● SUPPLIED RECORDS:
_ _ _ _ _
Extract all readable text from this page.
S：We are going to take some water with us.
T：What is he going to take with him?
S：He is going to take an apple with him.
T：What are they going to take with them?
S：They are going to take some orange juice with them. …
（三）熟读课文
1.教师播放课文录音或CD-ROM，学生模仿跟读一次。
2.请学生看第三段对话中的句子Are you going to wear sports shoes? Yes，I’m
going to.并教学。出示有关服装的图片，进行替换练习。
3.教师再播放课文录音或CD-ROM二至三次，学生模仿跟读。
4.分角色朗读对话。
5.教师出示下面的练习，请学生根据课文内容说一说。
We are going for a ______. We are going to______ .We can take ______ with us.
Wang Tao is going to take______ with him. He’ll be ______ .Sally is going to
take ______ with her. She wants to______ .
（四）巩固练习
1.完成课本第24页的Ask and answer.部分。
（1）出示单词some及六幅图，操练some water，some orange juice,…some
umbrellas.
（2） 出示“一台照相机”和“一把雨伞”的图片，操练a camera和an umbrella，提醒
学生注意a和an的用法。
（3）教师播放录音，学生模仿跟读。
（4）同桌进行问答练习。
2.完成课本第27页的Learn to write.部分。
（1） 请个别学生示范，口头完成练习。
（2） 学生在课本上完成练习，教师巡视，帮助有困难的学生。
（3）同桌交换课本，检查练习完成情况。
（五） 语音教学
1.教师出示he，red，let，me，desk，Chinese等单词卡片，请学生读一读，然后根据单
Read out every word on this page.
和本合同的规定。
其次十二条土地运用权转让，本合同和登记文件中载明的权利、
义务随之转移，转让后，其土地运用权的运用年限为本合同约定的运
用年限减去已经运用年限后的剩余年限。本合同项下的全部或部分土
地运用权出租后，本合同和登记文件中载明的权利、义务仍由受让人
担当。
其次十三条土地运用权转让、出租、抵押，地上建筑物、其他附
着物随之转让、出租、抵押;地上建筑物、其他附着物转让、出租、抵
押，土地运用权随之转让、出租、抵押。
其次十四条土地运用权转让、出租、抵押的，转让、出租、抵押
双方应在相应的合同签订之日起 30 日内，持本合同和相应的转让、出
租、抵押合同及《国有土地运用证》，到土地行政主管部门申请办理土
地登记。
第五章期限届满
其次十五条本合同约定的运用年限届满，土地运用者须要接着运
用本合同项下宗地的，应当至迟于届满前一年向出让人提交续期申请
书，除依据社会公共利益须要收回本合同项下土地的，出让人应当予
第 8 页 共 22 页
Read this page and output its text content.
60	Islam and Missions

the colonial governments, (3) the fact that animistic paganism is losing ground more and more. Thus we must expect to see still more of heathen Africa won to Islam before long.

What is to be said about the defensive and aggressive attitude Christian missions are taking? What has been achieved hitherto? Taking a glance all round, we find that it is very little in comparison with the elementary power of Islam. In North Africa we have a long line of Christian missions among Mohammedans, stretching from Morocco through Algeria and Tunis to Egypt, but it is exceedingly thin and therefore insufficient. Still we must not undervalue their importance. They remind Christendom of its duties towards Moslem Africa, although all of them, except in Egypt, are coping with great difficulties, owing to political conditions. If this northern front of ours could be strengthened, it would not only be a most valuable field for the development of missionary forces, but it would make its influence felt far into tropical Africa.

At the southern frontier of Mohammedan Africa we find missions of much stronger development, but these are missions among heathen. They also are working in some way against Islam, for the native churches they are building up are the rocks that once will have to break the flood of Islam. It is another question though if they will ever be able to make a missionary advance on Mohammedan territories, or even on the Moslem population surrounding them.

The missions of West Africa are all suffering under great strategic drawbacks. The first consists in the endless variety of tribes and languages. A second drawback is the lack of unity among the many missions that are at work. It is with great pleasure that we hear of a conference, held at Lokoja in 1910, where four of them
_ _ _ _ _
● WHAT NEEDS TO BE DONE:
Using the data above, return each line exactly as written.

● RESPONSE TO THIS EXERCISE:
Extract all readable text from this page.
S：We are going to take some water with us.
T：What is he going to take with him?
S：He is going to take an apple with him.
T：What are they going to take with them?
S：They are going to take some orange juice with them. …
（三）熟读课文
1.教师播放课文录音或CD-ROM，学生模仿跟读一次。
2.请学生看第三段对话中的句子Are you going to wear sports shoes? Yes，I’m
going to.并教学。出示有关服装的图片，进行替换练习。
3.教师再播放课文录音或CD-ROM二至三次，学生模仿跟读。
4.分角色朗读对话。
5.教师出示下面的练习，请学生根据课文内容说一说。
We are going for a ______. We are going to______ .We can take ______ with us.
Wang Tao is going to take______ with him. He’ll be ______ .Sally is going to
take ______ with her. She wants to______ .
（四）巩固练习
1.完成课本第24页的Ask and answer.部分。
（1）出示单词some及六幅图，操练some water，some orange juice,…some
umbrellas.
（2） 出示“一台照相机”和“一把雨伞”的图片，操练a camera和an umbrella，提醒
学生注意a和an的用法。
（3）教师播放录音，学生模仿跟读。
（4）同桌进行问答练习。
2.完成课本第27页的Learn to write.部分。
（1） 请个别学生示范，口头完成练习。
（2） 学生在课本上完成练习，教师巡视，帮助有困难的学生。
（3）同桌交换课本，检查练习完成情况。
（五） 语音教学
1.教师出示he，red，let，me，desk，Chinese等单词卡片，请学生读一读，然后根据单
Read out every word on this page.
和本合同的规定。
其次十二条土地运用权转让，本合同和登记文件中载明的权利、
义务随之转移，转让后，其土地运用权的运用年限为本合同约定的运
用年限减去已经运用年限后的剩余年限。本合同项下的全部或部分土
地运用权出租后，本合同和登记文件中载明的权利、义务仍由受让人
担当。
其次十三条土地运用权转让、出租、抵押，地上建筑物、其他附
着物随之转让、出租、抵押;地上建筑物、其他附着物转让、出租、抵
押，土地运用权随之转让、出租、抵押。
其次十四条土地运用权转让、出租、抵押的，转让、出租、抵押
双方应在相应的合同签订之日起 30 日内，持本合同和相应的转让、出
租、抵押合同及《国有土地运用证》，到土地行政主管部门申请办理土
地登记。
第五章期限届满
其次十五条本合同约定的运用年限届满，土地运用者须要接着运
用本合同项下宗地的，应当至迟于届满前一年向出让人提交续期申请
书，除依据社会公共利益须要收回本合同项下土地的，出让人应当予
第 8 页 共 22 页
Read this page and output its text content.
60	Islam and Missions

the colonial governments, (3) the fact that animistic paganism is losing ground more and more. Thus we must expect to see still more of heathen Africa won to Islam before long.

What is to be said about the defensive and aggressive attitude Christian missions are taking? What has been achieved hitherto? Taking a glance all round, we find that it is very little in comparison with the elementary power of Islam. In North Africa we have a long line of Christian missions among Mohammedans, stretching from Morocco through Algeria and Tunis to Egypt, but it is exceedingly thin and therefore insufficient. Still we must not undervalue their importance. They remind Christendom of its duties towards Moslem Africa, although all of them, except in Egypt, are coping with great difficulties, owing to political conditions. If this northern front of ours could be strengthened, it would not only be a most valuable field for the development of missionary forces, but it would make its influence felt far into tropical Africa.

At the southern frontier of Mohammedan Africa we find missions of much stronger development, but these are missions among heathen. They also are working in some way against Islam, for the native churches they are building up are the rocks that once will have to break the flood of Islam. It is another question though if they will ever be able to make a missionary advance on Mohammedan territories, or even on the Moslem population surrounding them.

The missions of West Africa are all suffering under great strategic drawbacks. The first consists in the endless variety of tribes and languages. A second drawback is the lack of unity among the many missions that are at work. It is with great pleasure that we hear of a conference, held at Lokoja in 1910, where four of them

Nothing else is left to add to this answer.